BRIEF: Copy every line from the data below in which the string "Console" can be found.

[Begin DATA FOR THE TASK]

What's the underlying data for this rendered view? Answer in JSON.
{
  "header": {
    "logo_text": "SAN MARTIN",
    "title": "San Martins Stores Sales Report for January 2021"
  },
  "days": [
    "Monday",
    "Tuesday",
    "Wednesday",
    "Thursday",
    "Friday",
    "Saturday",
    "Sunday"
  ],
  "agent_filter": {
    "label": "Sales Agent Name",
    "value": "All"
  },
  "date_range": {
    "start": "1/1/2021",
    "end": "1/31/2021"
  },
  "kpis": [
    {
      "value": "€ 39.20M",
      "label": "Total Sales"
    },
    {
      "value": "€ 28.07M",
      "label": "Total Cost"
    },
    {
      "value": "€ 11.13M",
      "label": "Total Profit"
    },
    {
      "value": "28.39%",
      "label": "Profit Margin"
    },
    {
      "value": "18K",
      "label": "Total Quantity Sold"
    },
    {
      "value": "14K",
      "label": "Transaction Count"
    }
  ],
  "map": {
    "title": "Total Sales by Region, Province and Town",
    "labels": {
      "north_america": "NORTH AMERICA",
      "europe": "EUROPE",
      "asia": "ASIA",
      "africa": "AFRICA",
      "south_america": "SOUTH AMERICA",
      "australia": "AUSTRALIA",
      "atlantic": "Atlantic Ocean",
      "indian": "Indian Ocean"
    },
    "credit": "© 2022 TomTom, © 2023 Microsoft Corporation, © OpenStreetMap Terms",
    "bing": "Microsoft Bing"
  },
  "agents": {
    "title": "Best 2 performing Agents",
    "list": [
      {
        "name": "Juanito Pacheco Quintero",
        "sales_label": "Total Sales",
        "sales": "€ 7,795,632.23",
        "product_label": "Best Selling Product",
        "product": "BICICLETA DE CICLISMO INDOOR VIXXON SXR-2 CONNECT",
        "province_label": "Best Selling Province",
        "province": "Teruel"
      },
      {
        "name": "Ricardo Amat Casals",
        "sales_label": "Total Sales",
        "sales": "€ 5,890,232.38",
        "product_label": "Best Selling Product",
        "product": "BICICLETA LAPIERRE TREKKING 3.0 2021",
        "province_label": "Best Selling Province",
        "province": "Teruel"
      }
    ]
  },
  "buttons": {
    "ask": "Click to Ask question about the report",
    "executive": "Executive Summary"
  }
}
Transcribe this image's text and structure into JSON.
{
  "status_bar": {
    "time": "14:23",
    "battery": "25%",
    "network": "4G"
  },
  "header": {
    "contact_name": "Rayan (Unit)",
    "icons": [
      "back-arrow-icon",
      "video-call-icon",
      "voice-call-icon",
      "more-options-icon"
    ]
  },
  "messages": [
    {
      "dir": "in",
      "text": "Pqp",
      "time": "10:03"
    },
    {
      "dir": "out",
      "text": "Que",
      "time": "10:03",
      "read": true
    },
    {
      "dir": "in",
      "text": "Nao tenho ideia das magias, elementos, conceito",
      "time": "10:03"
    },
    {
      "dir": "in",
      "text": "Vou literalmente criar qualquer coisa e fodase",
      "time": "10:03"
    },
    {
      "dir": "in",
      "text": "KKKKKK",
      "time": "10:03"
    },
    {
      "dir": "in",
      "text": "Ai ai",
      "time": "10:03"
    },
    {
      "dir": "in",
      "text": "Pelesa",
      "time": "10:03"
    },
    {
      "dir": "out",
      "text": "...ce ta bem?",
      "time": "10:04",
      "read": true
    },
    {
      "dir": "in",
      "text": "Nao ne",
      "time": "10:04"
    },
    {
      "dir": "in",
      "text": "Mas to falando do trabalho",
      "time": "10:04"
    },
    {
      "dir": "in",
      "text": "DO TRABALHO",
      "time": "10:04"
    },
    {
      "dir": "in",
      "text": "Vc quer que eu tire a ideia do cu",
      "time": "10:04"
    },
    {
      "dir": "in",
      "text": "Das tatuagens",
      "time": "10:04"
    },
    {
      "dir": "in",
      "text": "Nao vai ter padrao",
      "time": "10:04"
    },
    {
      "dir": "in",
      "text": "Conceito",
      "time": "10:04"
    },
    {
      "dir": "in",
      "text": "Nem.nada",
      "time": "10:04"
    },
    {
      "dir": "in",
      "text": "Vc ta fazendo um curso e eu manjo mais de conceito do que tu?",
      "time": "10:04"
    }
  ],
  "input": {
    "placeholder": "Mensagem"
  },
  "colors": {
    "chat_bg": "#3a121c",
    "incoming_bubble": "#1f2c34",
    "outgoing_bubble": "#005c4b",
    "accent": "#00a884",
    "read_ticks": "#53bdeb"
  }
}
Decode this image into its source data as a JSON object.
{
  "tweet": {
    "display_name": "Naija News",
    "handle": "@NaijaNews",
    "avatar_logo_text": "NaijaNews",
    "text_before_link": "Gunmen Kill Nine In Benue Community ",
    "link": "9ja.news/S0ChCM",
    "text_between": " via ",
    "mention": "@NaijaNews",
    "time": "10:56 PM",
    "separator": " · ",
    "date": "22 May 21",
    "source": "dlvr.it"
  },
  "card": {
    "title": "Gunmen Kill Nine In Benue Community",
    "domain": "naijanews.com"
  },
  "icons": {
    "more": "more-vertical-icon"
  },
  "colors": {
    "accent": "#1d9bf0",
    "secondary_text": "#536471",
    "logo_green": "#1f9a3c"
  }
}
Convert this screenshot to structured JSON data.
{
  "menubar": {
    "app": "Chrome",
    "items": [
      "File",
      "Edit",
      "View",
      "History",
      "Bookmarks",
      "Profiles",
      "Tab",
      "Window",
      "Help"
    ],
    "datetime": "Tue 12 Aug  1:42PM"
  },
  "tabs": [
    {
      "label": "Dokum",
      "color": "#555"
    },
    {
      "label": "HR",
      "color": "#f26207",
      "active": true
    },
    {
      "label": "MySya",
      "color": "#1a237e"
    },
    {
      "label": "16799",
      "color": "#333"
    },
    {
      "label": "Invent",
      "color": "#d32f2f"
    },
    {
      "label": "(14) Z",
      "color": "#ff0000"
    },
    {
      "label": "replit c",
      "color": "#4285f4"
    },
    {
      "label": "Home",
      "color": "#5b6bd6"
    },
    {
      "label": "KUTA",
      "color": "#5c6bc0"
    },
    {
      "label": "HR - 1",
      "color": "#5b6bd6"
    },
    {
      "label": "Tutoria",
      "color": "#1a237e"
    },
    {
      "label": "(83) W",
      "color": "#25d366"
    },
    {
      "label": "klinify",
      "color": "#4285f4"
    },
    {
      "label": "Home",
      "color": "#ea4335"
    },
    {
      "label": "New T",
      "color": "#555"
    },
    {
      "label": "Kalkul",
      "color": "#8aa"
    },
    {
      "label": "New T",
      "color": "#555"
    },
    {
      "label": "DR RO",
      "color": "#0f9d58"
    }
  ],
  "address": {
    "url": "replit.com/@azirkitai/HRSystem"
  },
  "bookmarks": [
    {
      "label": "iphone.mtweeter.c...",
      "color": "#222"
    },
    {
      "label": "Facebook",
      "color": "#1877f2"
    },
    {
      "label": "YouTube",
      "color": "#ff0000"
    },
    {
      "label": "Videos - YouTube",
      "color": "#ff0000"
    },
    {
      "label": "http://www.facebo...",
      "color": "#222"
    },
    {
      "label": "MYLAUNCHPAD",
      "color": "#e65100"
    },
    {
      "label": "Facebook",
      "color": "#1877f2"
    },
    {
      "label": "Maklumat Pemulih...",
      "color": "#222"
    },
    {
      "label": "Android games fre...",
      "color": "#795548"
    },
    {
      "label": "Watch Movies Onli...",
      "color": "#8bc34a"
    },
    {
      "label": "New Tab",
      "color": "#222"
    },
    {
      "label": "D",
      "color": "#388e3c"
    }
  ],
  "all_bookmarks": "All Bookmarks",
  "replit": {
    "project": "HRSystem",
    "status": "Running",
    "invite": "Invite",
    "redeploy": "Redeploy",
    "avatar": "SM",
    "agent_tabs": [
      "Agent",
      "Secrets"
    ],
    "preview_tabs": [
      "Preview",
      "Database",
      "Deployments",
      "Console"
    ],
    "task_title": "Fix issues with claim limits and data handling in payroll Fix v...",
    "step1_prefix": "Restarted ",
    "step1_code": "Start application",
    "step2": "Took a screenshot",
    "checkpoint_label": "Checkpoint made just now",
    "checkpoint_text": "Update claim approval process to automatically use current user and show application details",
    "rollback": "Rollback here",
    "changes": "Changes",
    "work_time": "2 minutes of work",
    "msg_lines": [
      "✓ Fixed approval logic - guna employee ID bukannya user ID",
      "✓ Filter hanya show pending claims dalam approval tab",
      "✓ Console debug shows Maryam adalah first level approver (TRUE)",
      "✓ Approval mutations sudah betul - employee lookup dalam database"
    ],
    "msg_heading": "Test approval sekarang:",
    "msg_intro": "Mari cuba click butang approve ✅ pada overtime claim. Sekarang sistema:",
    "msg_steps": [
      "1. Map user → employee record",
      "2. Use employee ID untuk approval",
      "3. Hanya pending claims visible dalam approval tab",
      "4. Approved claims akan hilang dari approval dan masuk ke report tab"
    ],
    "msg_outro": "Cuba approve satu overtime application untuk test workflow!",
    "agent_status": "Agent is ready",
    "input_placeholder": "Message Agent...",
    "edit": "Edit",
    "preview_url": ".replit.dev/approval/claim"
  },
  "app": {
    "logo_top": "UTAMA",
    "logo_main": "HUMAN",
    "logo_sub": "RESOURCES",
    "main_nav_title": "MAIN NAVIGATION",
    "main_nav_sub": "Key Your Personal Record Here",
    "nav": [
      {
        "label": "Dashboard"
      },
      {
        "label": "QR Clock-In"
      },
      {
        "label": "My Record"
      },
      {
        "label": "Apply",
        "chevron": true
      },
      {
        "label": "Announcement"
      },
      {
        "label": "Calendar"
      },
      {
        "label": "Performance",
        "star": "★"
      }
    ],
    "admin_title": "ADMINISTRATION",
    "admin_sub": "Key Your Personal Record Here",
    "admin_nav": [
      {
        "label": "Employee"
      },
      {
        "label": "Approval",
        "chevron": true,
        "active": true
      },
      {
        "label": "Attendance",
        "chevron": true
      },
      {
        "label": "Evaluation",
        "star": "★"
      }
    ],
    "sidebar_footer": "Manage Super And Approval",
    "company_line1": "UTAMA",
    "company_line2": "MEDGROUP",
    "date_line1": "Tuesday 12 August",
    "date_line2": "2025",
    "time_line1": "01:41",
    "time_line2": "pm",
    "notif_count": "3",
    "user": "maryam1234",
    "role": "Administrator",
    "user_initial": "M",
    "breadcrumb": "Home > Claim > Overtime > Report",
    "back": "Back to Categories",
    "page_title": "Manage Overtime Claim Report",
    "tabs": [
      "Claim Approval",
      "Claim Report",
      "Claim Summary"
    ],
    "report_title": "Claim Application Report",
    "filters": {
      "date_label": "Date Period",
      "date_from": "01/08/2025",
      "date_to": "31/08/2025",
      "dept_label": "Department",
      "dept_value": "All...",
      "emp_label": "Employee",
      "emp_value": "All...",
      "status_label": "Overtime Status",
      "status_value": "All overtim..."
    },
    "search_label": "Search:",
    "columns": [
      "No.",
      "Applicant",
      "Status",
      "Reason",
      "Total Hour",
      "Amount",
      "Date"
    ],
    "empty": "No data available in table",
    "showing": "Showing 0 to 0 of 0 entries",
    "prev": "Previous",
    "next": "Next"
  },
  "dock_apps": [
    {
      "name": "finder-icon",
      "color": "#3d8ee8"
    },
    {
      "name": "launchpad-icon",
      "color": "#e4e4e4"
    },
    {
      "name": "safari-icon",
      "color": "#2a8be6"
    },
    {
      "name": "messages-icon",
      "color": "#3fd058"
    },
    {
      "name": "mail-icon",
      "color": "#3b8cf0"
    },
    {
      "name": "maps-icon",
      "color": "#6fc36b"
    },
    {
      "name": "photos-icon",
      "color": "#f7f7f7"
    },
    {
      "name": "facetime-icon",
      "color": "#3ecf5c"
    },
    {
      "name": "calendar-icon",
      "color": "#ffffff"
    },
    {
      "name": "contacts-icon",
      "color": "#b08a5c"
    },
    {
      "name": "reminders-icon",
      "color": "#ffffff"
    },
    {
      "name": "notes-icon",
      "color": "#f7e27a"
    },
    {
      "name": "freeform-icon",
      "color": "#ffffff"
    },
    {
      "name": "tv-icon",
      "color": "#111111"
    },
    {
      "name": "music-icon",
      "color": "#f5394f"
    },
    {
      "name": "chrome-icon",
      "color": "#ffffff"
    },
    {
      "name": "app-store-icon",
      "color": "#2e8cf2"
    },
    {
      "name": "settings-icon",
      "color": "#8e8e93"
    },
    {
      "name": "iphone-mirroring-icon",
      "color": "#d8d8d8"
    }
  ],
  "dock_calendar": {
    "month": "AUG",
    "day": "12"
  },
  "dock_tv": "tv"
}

[End DATA FOR THE TASK]

FINISHED TASK:
      "Console"
      "✓ Console debug shows Maryam adalah first level approver (TRUE)",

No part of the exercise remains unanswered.